Records that describe figures:
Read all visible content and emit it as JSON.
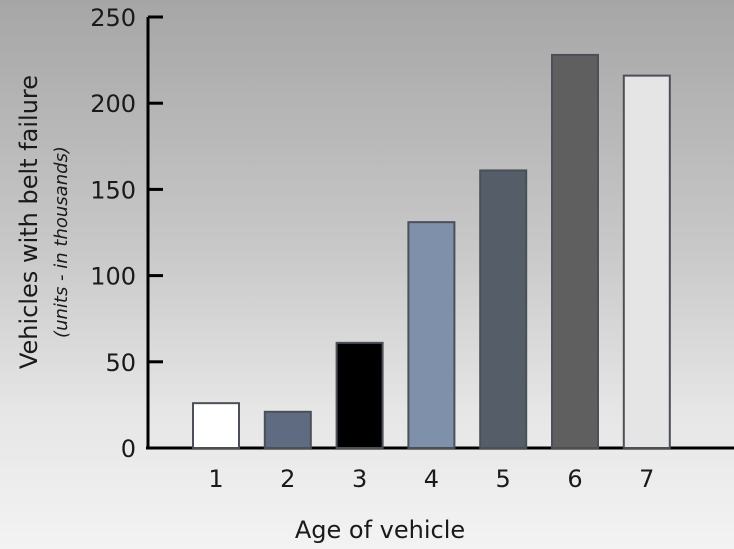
{
  "chart_data": {
    "type": "bar",
    "categories": [
      "1",
      "2",
      "3",
      "4",
      "5",
      "6",
      "7"
    ],
    "values": [
      26,
      21,
      61,
      131,
      161,
      228,
      216
    ],
    "bar_colors": [
      "#ffffff",
      "#5f6b80",
      "#000000",
      "#7f90aa",
      "#555d68",
      "#5f5f5f",
      "#e5e5e5"
    ],
    "title": "",
    "xlabel": "Age of vehicle",
    "ylabel": "Vehicles with belt failure",
    "ylabel_sub": "(units - in thousands)",
    "yticks": [
      "0",
      "50",
      "100",
      "150",
      "200",
      "250"
    ],
    "ylim": [
      0,
      250
    ],
    "grid": false,
    "legend": "none"
  }
}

* Problem: Quote all of the entries word for word, omitting any pictures.

* Exercise solution:
Read all visible content and emit it as JSON.
{
  "chart_data": {
    "type": "bar",
    "categories": [
      "1",
      "2",
      "3",
      "4",
      "5",
      "6",
      "7"
    ],
    "values": [
      26,
      21,
      61,
      131,
      161,
      228,
      216
    ],
    "bar_colors": [
      "#ffffff",
      "#5f6b80",
      "#000000",
      "#7f90aa",
      "#555d68",
      "#5f5f5f",
      "#e5e5e5"
    ],
    "title": "",
    "xlabel": "Age of vehicle",
    "ylabel": "Vehicles with belt failure",
    "ylabel_sub": "(units - in thousands)",
    "yticks": [
      "0",
      "50",
      "100",
      "150",
      "200",
      "250"
    ],
    "ylim": [
      0,
      250
    ],
    "grid": false,
    "legend": "none"
  }
}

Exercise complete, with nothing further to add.